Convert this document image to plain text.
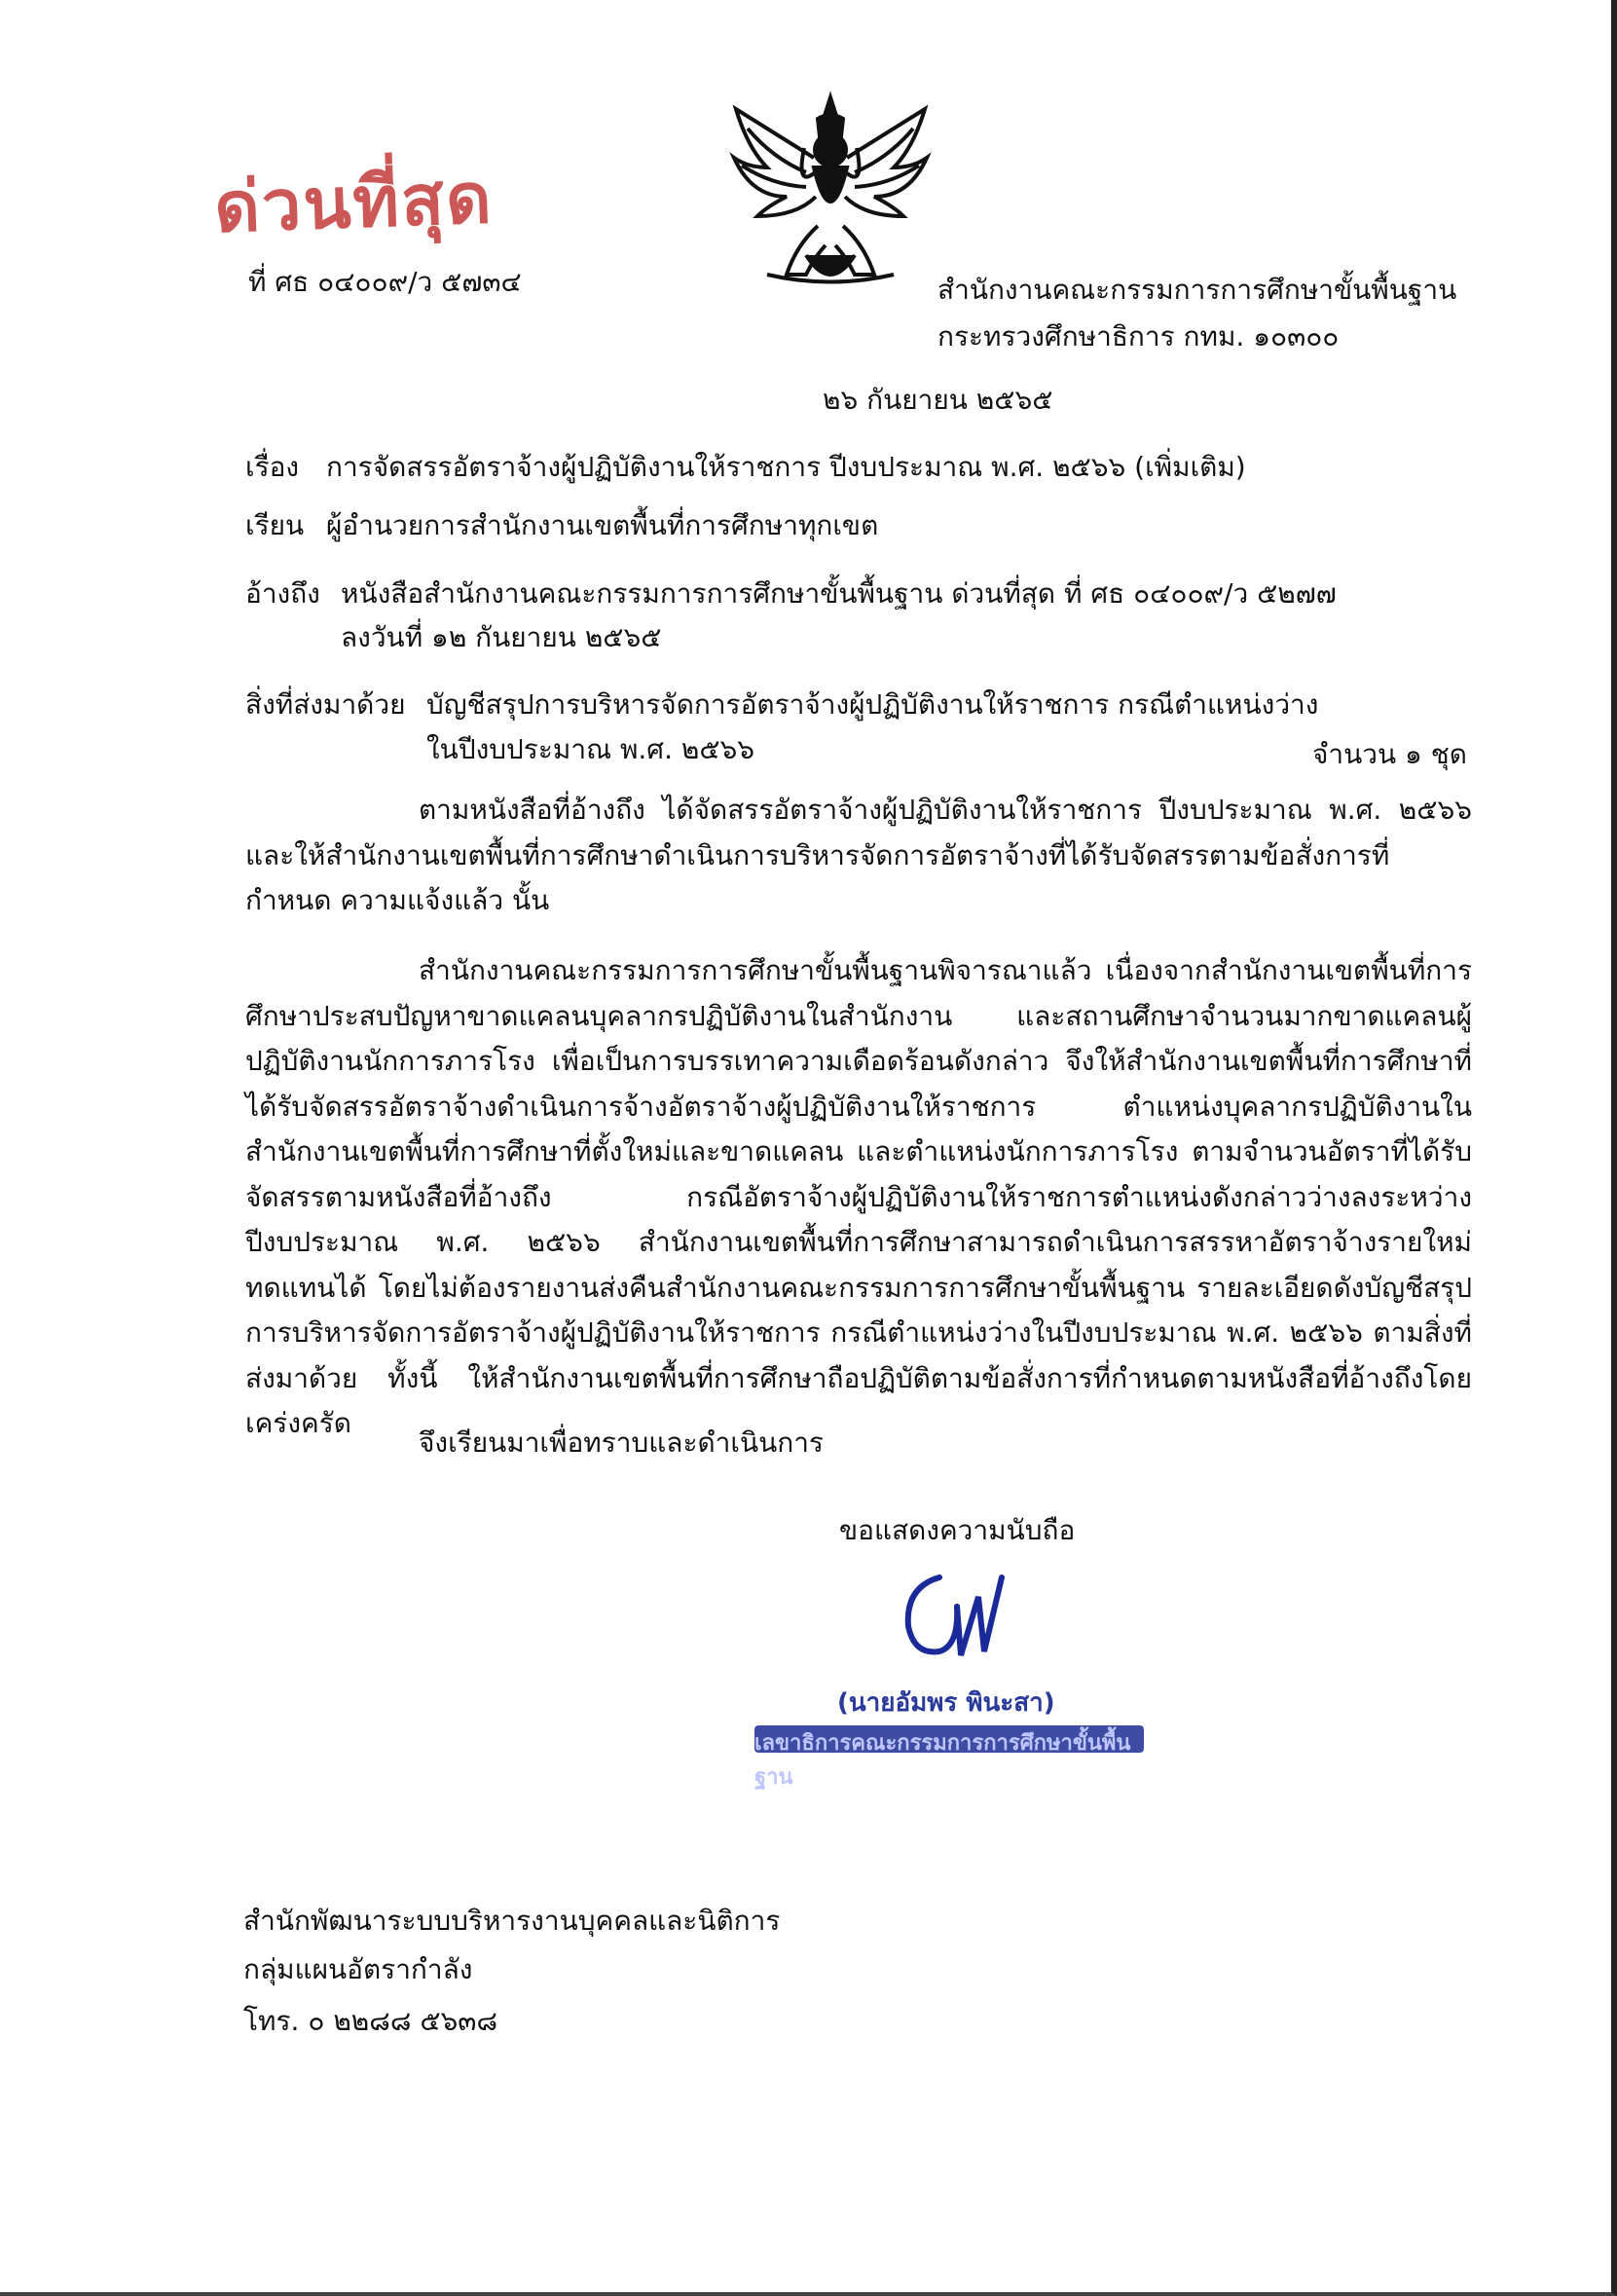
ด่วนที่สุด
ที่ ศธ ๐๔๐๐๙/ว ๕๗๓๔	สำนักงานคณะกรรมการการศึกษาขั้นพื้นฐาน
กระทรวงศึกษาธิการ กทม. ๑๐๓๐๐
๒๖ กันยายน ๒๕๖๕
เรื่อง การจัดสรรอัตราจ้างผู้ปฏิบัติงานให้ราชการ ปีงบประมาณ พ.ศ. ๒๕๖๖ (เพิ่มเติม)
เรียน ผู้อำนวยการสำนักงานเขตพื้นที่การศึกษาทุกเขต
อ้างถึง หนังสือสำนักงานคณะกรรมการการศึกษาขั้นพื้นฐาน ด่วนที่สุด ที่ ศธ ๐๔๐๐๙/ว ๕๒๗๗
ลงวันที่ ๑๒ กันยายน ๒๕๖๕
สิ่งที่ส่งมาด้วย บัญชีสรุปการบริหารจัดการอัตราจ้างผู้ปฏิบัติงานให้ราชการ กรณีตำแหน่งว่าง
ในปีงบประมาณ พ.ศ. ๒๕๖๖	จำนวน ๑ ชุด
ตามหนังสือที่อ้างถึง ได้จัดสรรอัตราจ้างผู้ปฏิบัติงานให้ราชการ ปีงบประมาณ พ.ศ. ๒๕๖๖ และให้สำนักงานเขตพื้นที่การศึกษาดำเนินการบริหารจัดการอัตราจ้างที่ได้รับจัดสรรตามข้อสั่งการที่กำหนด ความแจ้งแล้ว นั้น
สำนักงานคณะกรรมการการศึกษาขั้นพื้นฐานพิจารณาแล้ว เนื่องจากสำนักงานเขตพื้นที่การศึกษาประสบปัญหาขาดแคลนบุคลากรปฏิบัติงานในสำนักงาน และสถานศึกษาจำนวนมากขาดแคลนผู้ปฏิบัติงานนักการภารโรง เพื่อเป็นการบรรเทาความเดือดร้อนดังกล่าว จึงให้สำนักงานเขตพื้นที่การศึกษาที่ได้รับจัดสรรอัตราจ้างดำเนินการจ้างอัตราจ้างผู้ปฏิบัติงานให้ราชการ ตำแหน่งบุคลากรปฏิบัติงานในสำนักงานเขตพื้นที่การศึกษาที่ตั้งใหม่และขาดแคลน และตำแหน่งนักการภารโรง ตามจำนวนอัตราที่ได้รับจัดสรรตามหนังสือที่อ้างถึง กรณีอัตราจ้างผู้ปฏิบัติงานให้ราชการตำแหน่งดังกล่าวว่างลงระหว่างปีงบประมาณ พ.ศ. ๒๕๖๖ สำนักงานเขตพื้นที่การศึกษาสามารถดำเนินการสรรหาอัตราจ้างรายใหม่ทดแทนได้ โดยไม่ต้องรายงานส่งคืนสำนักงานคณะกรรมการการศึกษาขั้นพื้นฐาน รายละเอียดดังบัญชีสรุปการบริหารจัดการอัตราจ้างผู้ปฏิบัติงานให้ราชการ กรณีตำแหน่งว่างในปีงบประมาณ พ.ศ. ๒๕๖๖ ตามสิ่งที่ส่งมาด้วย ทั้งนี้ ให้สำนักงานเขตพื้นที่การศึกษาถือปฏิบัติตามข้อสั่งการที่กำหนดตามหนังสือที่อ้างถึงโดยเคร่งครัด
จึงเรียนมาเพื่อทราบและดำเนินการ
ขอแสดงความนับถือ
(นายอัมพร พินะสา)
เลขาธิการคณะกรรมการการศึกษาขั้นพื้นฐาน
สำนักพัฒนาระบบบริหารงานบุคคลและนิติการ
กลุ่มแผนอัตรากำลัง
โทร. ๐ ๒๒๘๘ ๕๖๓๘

□ □ □ □ □

Copy the entries above faithfully and omit every image.

#### [Response below]
Convert this document image to plain text.
ด่วนที่สุด
ที่ ศธ ๐๔๐๐๙/ว ๕๗๓๔	สำนักงานคณะกรรมการการศึกษาขั้นพื้นฐาน
กระทรวงศึกษาธิการ กทม. ๑๐๓๐๐
๒๖ กันยายน ๒๕๖๕
เรื่อง การจัดสรรอัตราจ้างผู้ปฏิบัติงานให้ราชการ ปีงบประมาณ พ.ศ. ๒๕๖๖ (เพิ่มเติม)
เรียน ผู้อำนวยการสำนักงานเขตพื้นที่การศึกษาทุกเขต
อ้างถึง หนังสือสำนักงานคณะกรรมการการศึกษาขั้นพื้นฐาน ด่วนที่สุด ที่ ศธ ๐๔๐๐๙/ว ๕๒๗๗
ลงวันที่ ๑๒ กันยายน ๒๕๖๕
สิ่งที่ส่งมาด้วย บัญชีสรุปการบริหารจัดการอัตราจ้างผู้ปฏิบัติงานให้ราชการ กรณีตำแหน่งว่าง
ในปีงบประมาณ พ.ศ. ๒๕๖๖	จำนวน ๑ ชุด
ตามหนังสือที่อ้างถึง ได้จัดสรรอัตราจ้างผู้ปฏิบัติงานให้ราชการ ปีงบประมาณ พ.ศ. ๒๕๖๖ และให้สำนักงานเขตพื้นที่การศึกษาดำเนินการบริหารจัดการอัตราจ้างที่ได้รับจัดสรรตามข้อสั่งการที่กำหนด ความแจ้งแล้ว นั้น
สำนักงานคณะกรรมการการศึกษาขั้นพื้นฐานพิจารณาแล้ว เนื่องจากสำนักงานเขตพื้นที่การศึกษาประสบปัญหาขาดแคลนบุคลากรปฏิบัติงานในสำนักงาน และสถานศึกษาจำนวนมากขาดแคลนผู้ปฏิบัติงานนักการภารโรง เพื่อเป็นการบรรเทาความเดือดร้อนดังกล่าว จึงให้สำนักงานเขตพื้นที่การศึกษาที่ได้รับจัดสรรอัตราจ้างดำเนินการจ้างอัตราจ้างผู้ปฏิบัติงานให้ราชการ ตำแหน่งบุคลากรปฏิบัติงานในสำนักงานเขตพื้นที่การศึกษาที่ตั้งใหม่และขาดแคลน และตำแหน่งนักการภารโรง ตามจำนวนอัตราที่ได้รับจัดสรรตามหนังสือที่อ้างถึง กรณีอัตราจ้างผู้ปฏิบัติงานให้ราชการตำแหน่งดังกล่าวว่างลงระหว่างปีงบประมาณ พ.ศ. ๒๕๖๖ สำนักงานเขตพื้นที่การศึกษาสามารถดำเนินการสรรหาอัตราจ้างรายใหม่ทดแทนได้ โดยไม่ต้องรายงานส่งคืนสำนักงานคณะกรรมการการศึกษาขั้นพื้นฐาน รายละเอียดดังบัญชีสรุปการบริหารจัดการอัตราจ้างผู้ปฏิบัติงานให้ราชการ กรณีตำแหน่งว่างในปีงบประมาณ พ.ศ. ๒๕๖๖ ตามสิ่งที่ส่งมาด้วย ทั้งนี้ ให้สำนักงานเขตพื้นที่การศึกษาถือปฏิบัติตามข้อสั่งการที่กำหนดตามหนังสือที่อ้างถึงโดยเคร่งครัด
จึงเรียนมาเพื่อทราบและดำเนินการ
ขอแสดงความนับถือ
(นายอัมพร พินะสา)
เลขาธิการคณะกรรมการการศึกษาขั้นพื้นฐาน
สำนักพัฒนาระบบบริหารงานบุคคลและนิติการ
กลุ่มแผนอัตรากำลัง
โทร. ๐ ๒๒๘๘ ๕๖๓๘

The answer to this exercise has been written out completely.